List the lines of this listing that hold the word "role".

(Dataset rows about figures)
※

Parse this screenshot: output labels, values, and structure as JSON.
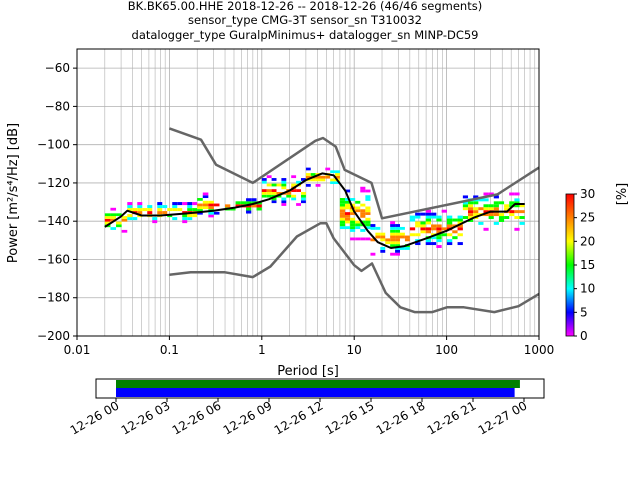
{
  "chart_data": {
    "type": "heatmap",
    "title_lines": [
      "BK.BK65.00.HHE   2018-12-26 -- 2018-12-26  (46/46 segments)",
      "sensor_type CMG-3T sensor_sn T310032",
      "datalogger_type GuralpMinimus+ datalogger_sn MINP-DC59"
    ],
    "xlabel": "Period [s]",
    "ylabel": "Power [m²/s⁴/Hz] [dB]",
    "x_scale": "log",
    "xlim": [
      0.01,
      1000
    ],
    "ylim": [
      -200,
      -50
    ],
    "x_ticks": [
      {
        "value": 0.01,
        "label": "0.01"
      },
      {
        "value": 0.1,
        "label": "0.1"
      },
      {
        "value": 1,
        "label": "1"
      },
      {
        "value": 10,
        "label": "10"
      },
      {
        "value": 100,
        "label": "100"
      },
      {
        "value": 1000,
        "label": "1000"
      }
    ],
    "y_ticks": [
      {
        "value": -60,
        "label": "−60"
      },
      {
        "value": -80,
        "label": "−80"
      },
      {
        "value": -100,
        "label": "−100"
      },
      {
        "value": -120,
        "label": "−120"
      },
      {
        "value": -140,
        "label": "−140"
      },
      {
        "value": -160,
        "label": "−160"
      },
      {
        "value": -180,
        "label": "−180"
      },
      {
        "value": -200,
        "label": "−200"
      }
    ],
    "grid": true,
    "series": [
      {
        "role": "noise-model-high",
        "color": "#666666",
        "points": [
          [
            0.1,
            -91.5
          ],
          [
            0.22,
            -97.4
          ],
          [
            0.32,
            -110.5
          ],
          [
            0.8,
            -120.0
          ],
          [
            3.8,
            -98.0
          ],
          [
            4.6,
            -96.5
          ],
          [
            6.3,
            -101.0
          ],
          [
            7.9,
            -113.2
          ],
          [
            15.4,
            -120.0
          ],
          [
            20.0,
            -138.5
          ],
          [
            354.8,
            -126.0
          ],
          [
            1000.0,
            -112.0
          ]
        ]
      },
      {
        "role": "noise-model-low",
        "color": "#666666",
        "points": [
          [
            0.1,
            -168.0
          ],
          [
            0.17,
            -166.7
          ],
          [
            0.4,
            -166.7
          ],
          [
            0.8,
            -169.2
          ],
          [
            1.24,
            -163.7
          ],
          [
            2.4,
            -148.0
          ],
          [
            4.3,
            -141.1
          ],
          [
            5.0,
            -141.1
          ],
          [
            6.0,
            -149.0
          ],
          [
            10.0,
            -163.0
          ],
          [
            12.0,
            -166.0
          ],
          [
            15.6,
            -162.1
          ],
          [
            21.9,
            -177.5
          ],
          [
            31.6,
            -185.0
          ],
          [
            45.0,
            -187.5
          ],
          [
            70.0,
            -187.5
          ],
          [
            101.0,
            -185.0
          ],
          [
            154.0,
            -185.0
          ],
          [
            328.0,
            -187.5
          ],
          [
            600.0,
            -184.4
          ],
          [
            1000.0,
            -178.0
          ]
        ]
      },
      {
        "role": "mode",
        "color": "#000000",
        "points": [
          [
            0.02,
            -143.0
          ],
          [
            0.025,
            -140.0
          ],
          [
            0.03,
            -137.5
          ],
          [
            0.035,
            -134.5
          ],
          [
            0.05,
            -137.0
          ],
          [
            0.08,
            -137.0
          ],
          [
            0.15,
            -136.0
          ],
          [
            0.3,
            -134.5
          ],
          [
            0.5,
            -133.0
          ],
          [
            0.8,
            -131.0
          ],
          [
            1.2,
            -128.5
          ],
          [
            2.0,
            -124.0
          ],
          [
            3.0,
            -118.5
          ],
          [
            4.5,
            -115.0
          ],
          [
            6.0,
            -116.0
          ],
          [
            8.0,
            -124.0
          ],
          [
            10.0,
            -135.0
          ],
          [
            14.0,
            -145.0
          ],
          [
            18.0,
            -151.0
          ],
          [
            25.0,
            -154.0
          ],
          [
            35.0,
            -153.0
          ],
          [
            60.0,
            -149.0
          ],
          [
            100.0,
            -145.0
          ],
          [
            200.0,
            -138.0
          ],
          [
            300.0,
            -135.0
          ],
          [
            450.0,
            -135.0
          ],
          [
            550.0,
            -131.0
          ],
          [
            700.0,
            -131.0
          ]
        ]
      }
    ],
    "density_bands": [
      {
        "x": [
          0.02,
          0.035
        ],
        "y": [
          -146,
          -133
        ]
      },
      {
        "x": [
          0.035,
          0.2
        ],
        "y": [
          -141,
          -130
        ]
      },
      {
        "x": [
          0.2,
          0.4
        ],
        "y": [
          -138,
          -125
        ]
      },
      {
        "x": [
          0.4,
          1.0
        ],
        "y": [
          -136,
          -128
        ]
      },
      {
        "x": [
          1.0,
          3.0
        ],
        "y": [
          -132,
          -116
        ]
      },
      {
        "x": [
          3.0,
          7.0
        ],
        "y": [
          -122,
          -112
        ]
      },
      {
        "x": [
          7.0,
          15.0
        ],
        "y": [
          -150,
          -122
        ]
      },
      {
        "x": [
          15.0,
          40.0
        ],
        "y": [
          -158,
          -140
        ]
      },
      {
        "x": [
          40.0,
          150.0
        ],
        "y": [
          -154,
          -134
        ]
      },
      {
        "x": [
          150.0,
          700.0
        ],
        "y": [
          -145,
          -125
        ]
      }
    ],
    "colorbar": {
      "label": "[%]",
      "range": [
        0,
        30
      ],
      "ticks": [
        "0",
        "5",
        "10",
        "15",
        "20",
        "25",
        "30"
      ],
      "colors": [
        "#ff00ff",
        "#0000ff",
        "#00ffff",
        "#00ff00",
        "#ffff00",
        "#ff8000",
        "#ff0000"
      ]
    },
    "coverage": {
      "ticks": [
        "12-26 00",
        "12-26 03",
        "12-26 06",
        "12-26 09",
        "12-26 12",
        "12-26 15",
        "12-26 18",
        "12-26 21",
        "12-27 00"
      ],
      "start_fraction": 0.0,
      "green_end_fraction": 0.99,
      "blue_end_fraction": 0.977,
      "colors": {
        "green": "#008000",
        "blue": "#0000ff"
      }
    }
  }
}
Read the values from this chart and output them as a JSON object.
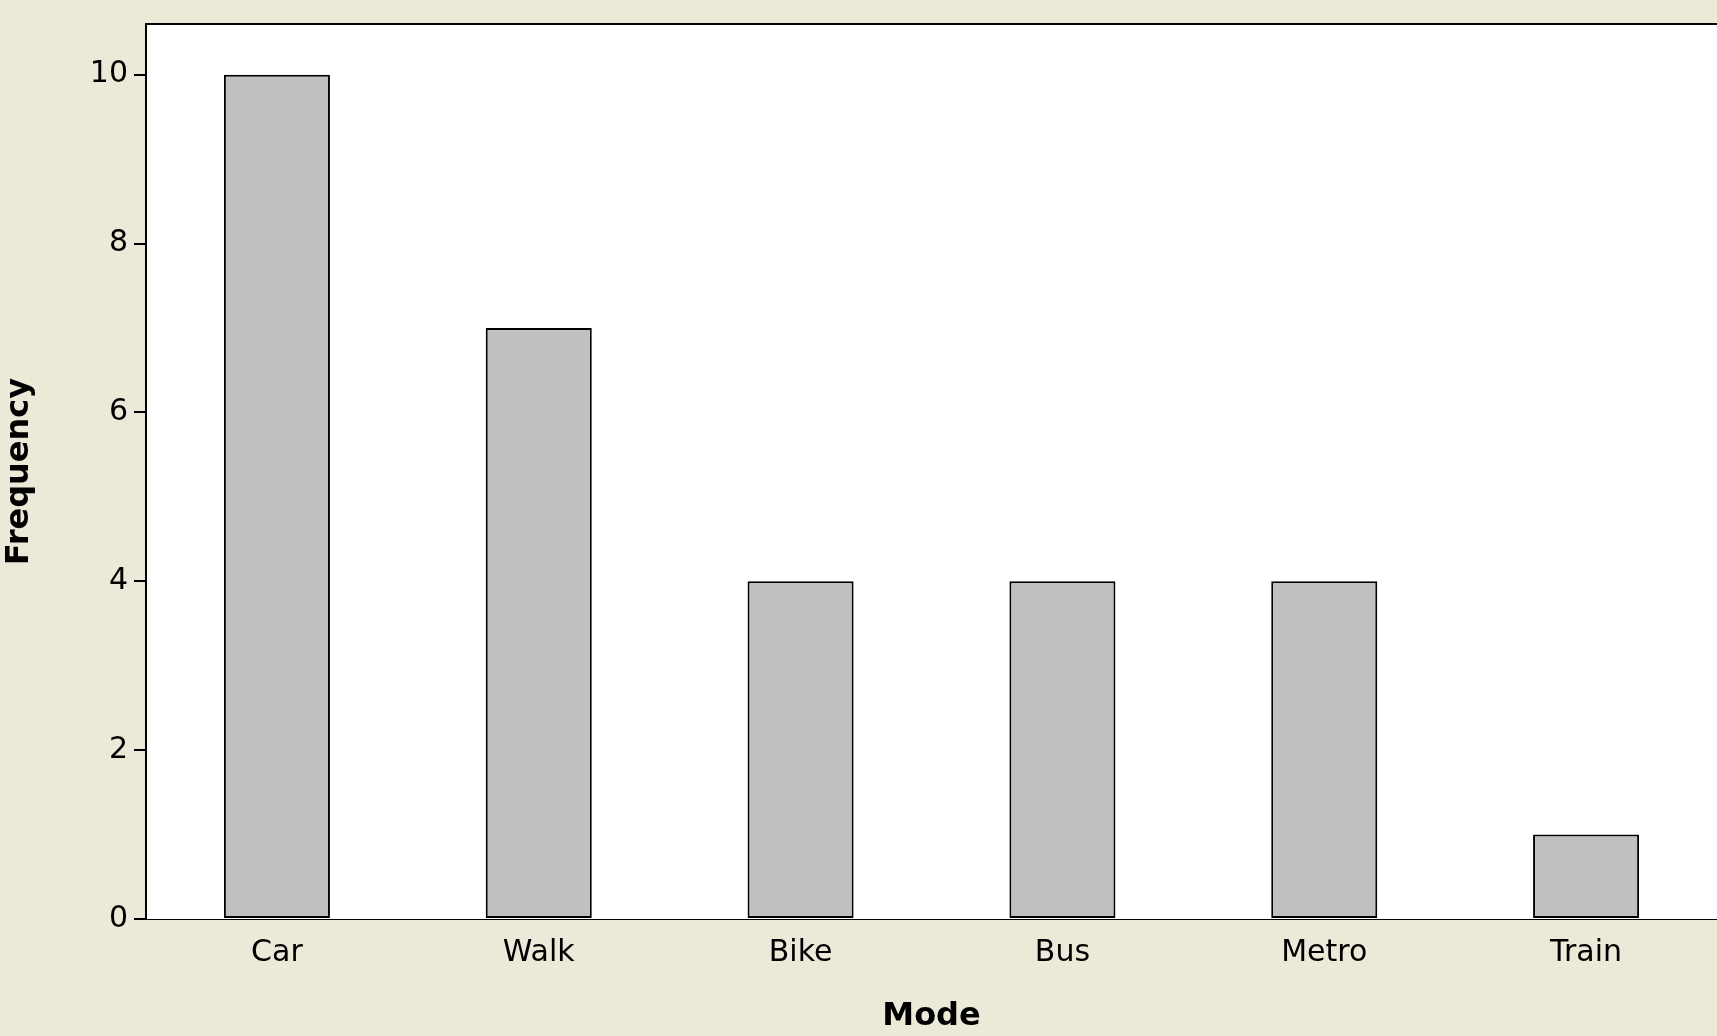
{
  "chart_data": {
    "type": "bar",
    "xlabel": "Mode",
    "ylabel": "Frequency",
    "categories": [
      "Car",
      "Walk",
      "Bike",
      "Bus",
      "Metro",
      "Train"
    ],
    "values": [
      10,
      7,
      4,
      4,
      4,
      1
    ],
    "color": "#c0c0c0",
    "ylim": [
      0,
      10.6
    ],
    "yticks": [
      0,
      2,
      4,
      6,
      8,
      10
    ],
    "grid": false,
    "legend": false
  }
}
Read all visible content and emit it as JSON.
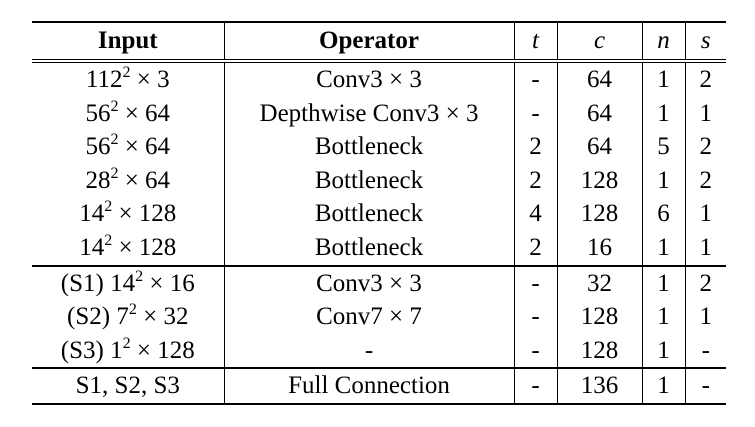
{
  "headers": {
    "input": "Input",
    "operator": "Operator",
    "t": "t",
    "c": "c",
    "n": "n",
    "s": "s"
  },
  "rows": [
    {
      "input_base": "112",
      "input_sup": "2",
      "input_rest": " × 3",
      "operator": "Conv3 × 3",
      "t": "-",
      "c": "64",
      "n": "1",
      "s": "2"
    },
    {
      "input_base": "56",
      "input_sup": "2",
      "input_rest": " × 64",
      "operator": "Depthwise Conv3 × 3",
      "t": "-",
      "c": "64",
      "n": "1",
      "s": "1"
    },
    {
      "input_base": "56",
      "input_sup": "2",
      "input_rest": " × 64",
      "operator": "Bottleneck",
      "t": "2",
      "c": "64",
      "n": "5",
      "s": "2"
    },
    {
      "input_base": "28",
      "input_sup": "2",
      "input_rest": " × 64",
      "operator": "Bottleneck",
      "t": "2",
      "c": "128",
      "n": "1",
      "s": "2"
    },
    {
      "input_base": "14",
      "input_sup": "2",
      "input_rest": " × 128",
      "operator": "Bottleneck",
      "t": "4",
      "c": "128",
      "n": "6",
      "s": "1"
    },
    {
      "input_base": "14",
      "input_sup": "2",
      "input_rest": " × 128",
      "operator": "Bottleneck",
      "t": "2",
      "c": "16",
      "n": "1",
      "s": "1"
    },
    {
      "input_base": "(S1) 14",
      "input_sup": "2",
      "input_rest": " × 16",
      "operator": "Conv3 × 3",
      "t": "-",
      "c": "32",
      "n": "1",
      "s": "2"
    },
    {
      "input_base": "(S2) 7",
      "input_sup": "2",
      "input_rest": " × 32",
      "operator": "Conv7 × 7",
      "t": "-",
      "c": "128",
      "n": "1",
      "s": "1"
    },
    {
      "input_base": "(S3) 1",
      "input_sup": "2",
      "input_rest": " × 128",
      "operator": "-",
      "t": "-",
      "c": "128",
      "n": "1",
      "s": "-"
    },
    {
      "input_base": "S1, S2, S3",
      "input_sup": "",
      "input_rest": "",
      "operator": "Full Connection",
      "t": "-",
      "c": "136",
      "n": "1",
      "s": "-"
    }
  ]
}
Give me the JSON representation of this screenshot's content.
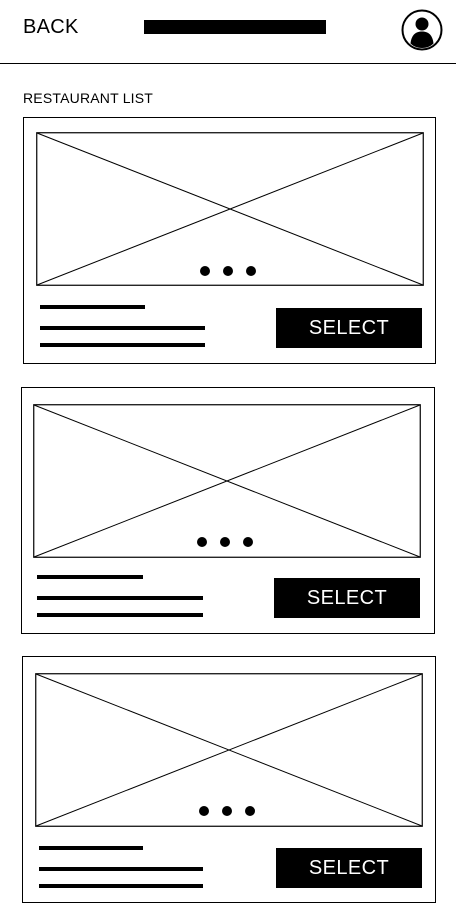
{
  "header": {
    "back_label": "BACK",
    "avatar_icon": "user-avatar-icon"
  },
  "list_title": "RESTAURANT LIST",
  "cards": [
    {
      "image_icon": "image-placeholder-icon",
      "carousel_dots": 3,
      "select_label": "SELECT"
    },
    {
      "image_icon": "image-placeholder-icon",
      "carousel_dots": 3,
      "select_label": "SELECT"
    },
    {
      "image_icon": "image-placeholder-icon",
      "carousel_dots": 3,
      "select_label": "SELECT"
    }
  ]
}
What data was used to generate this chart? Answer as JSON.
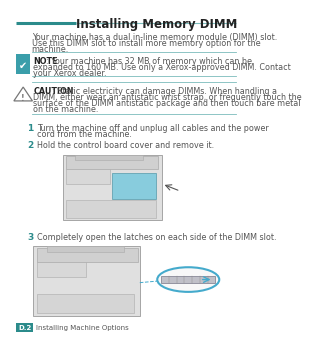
{
  "title": "Installing Memory DIMM",
  "teal": "#2B8B8B",
  "teal_light": "#7BBCBC",
  "bg_color": "#FFFFFF",
  "dark_text": "#222222",
  "gray_text": "#555555",
  "intro_text_line1": "Your machine has a dual in-line memory module (DIMM) slot.",
  "intro_text_line2": "Use this DIMM slot to install more memory option for the",
  "intro_text_line3": "machine.",
  "note_title": "NOTE",
  "note_line1": ": Your machine has 32 MB of memory which can be",
  "note_line2": "expanded to 160 MB. Use only a Xerox-approved DIMM. Contact",
  "note_line3": "your Xerox dealer.",
  "caution_title": "CAUTION",
  "caution_line1": ": Static electricity can damage DIMMs. When handling a",
  "caution_line2": "DIMM, either wear an antistatic wrist strap, or frequently touch the",
  "caution_line3": "surface of the DIMM antistatic package and then touch bare metal",
  "caution_line4": "on the machine.",
  "step1_num": "1",
  "step1_line1": "Turn the machine off and unplug all cables and the power",
  "step1_line2": "cord from the machine.",
  "step2_num": "2",
  "step2_text": "Hold the control board cover and remove it.",
  "step3_num": "3",
  "step3_text": "Completely open the latches on each side of the DIMM slot.",
  "footer_label": "D.2",
  "footer_text": "Installing Machine Options"
}
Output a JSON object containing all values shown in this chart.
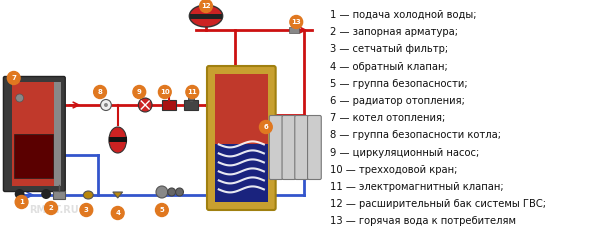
{
  "bg_color": "#ffffff",
  "legend_items": [
    "1 — подача холодной воды;",
    "2 — запорная арматура;",
    "3 — сетчатый фильтр;",
    "4 — обратный клапан;",
    "5 — группа безопасности;",
    "6 — радиатор отопления;",
    "7 — котел отопления;",
    "8 — группа безопасности котла;",
    "9 — циркуляционный насос;",
    "10 — трехходовой кран;",
    "11 — электромагнитный клапан;",
    "12 — расширительный бак системы ГВС;",
    "13 — горячая вода к потребителям"
  ],
  "red_pipe": "#cc1111",
  "blue_pipe": "#3355cc",
  "label_color": "#e07820",
  "watermark": "RMNT.RU",
  "font_size_legend": 7.2
}
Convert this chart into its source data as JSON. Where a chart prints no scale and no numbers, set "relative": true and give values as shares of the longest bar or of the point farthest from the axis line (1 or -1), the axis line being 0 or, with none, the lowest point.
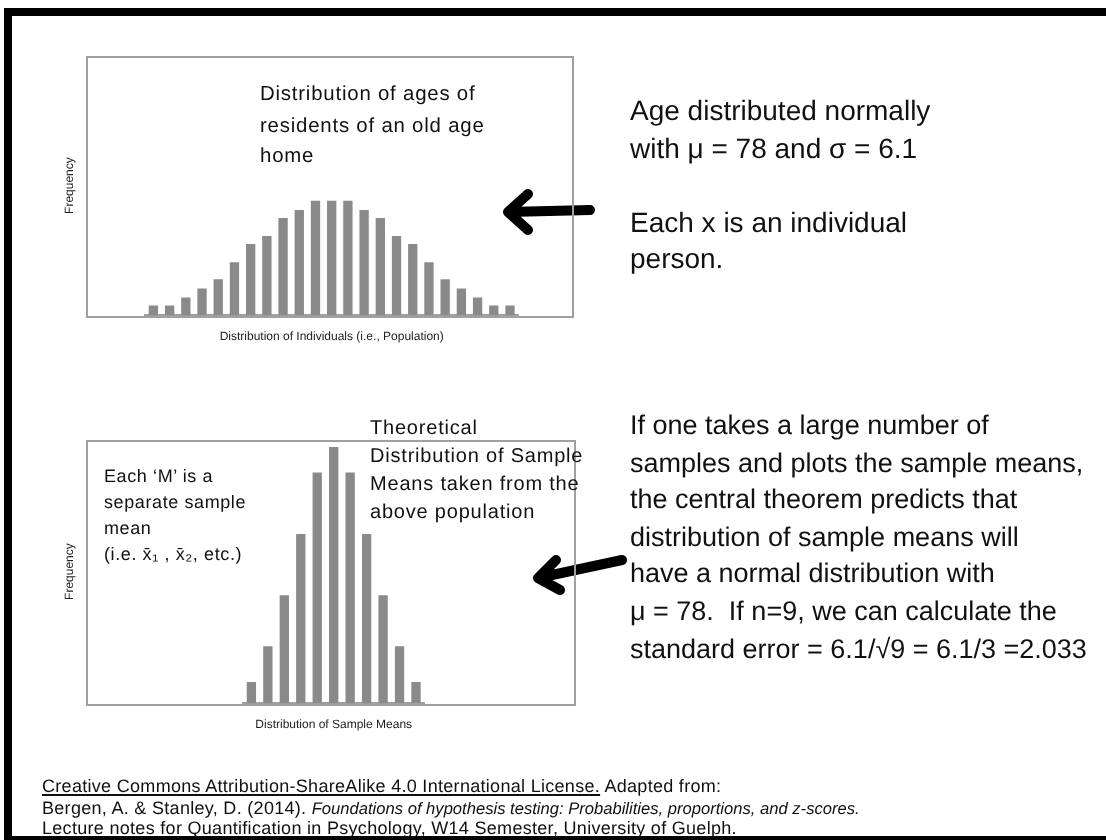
{
  "chart_data": [
    {
      "type": "bar",
      "relative": true,
      "xlabel": "Distribution of Individuals (i.e., Population)",
      "ylabel": "Frequency",
      "color": "#8a8a8a",
      "categories": [
        null,
        null,
        null,
        null,
        null,
        null,
        null,
        null,
        null,
        null,
        null,
        null,
        null,
        null,
        null,
        null,
        null,
        null,
        null,
        null,
        null,
        null,
        null
      ],
      "values": [
        0.08,
        0.08,
        0.15,
        0.23,
        0.31,
        0.46,
        0.62,
        0.69,
        0.85,
        0.92,
        1,
        1,
        1,
        0.92,
        0.85,
        0.69,
        0.62,
        0.46,
        0.31,
        0.23,
        0.15,
        0.08,
        0.08
      ],
      "annotations": [
        "Distribution of ages of\nresidents of an old age\nhome",
        "Age distributed normally\nwith μ = 78 and σ = 6.1",
        "Each x is an individual\nperson."
      ]
    },
    {
      "type": "bar",
      "relative": true,
      "xlabel": "Distribution of Sample Means",
      "ylabel": "Frequency",
      "color": "#8a8a8a",
      "categories": [
        null,
        null,
        null,
        null,
        null,
        null,
        null,
        null,
        null,
        null,
        null
      ],
      "values": [
        0.08,
        0.22,
        0.42,
        0.66,
        0.9,
        1,
        0.9,
        0.66,
        0.42,
        0.22,
        0.08
      ],
      "annotations": [
        "Each ‘M’ is a\nseparate sample\nmean\n(i.e. x̄₁ , x̄₂, etc.)",
        "Theoretical\nDistribution of Sample\nMeans taken from the\nabove population",
        "If one takes a large number of\nsamples and plots the sample means,\nthe central theorem predicts that\ndistribution of sample means will\nhave a normal distribution with\nμ = 78.  If n=9, we can calculate the\nstandard error = 6.1/√9 = 6.1/3 =2.033",
        "Creative Commons Attribution-ShareAlike 4.0 International License.",
        "Adapted from:",
        "Bergen, A. & Stanley, D. (2014).",
        "Foundations of hypothesis testing: Probabilities, proportions, and z-scores.",
        "Lecture notes for Quantification in Psychology, W14 Semester, University of Guelph."
      ]
    }
  ]
}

※

=== EXPECTED OUTPUT ===
        "role": "noise-model-high",
        "role": "noise-model-low",
        "role": "mode",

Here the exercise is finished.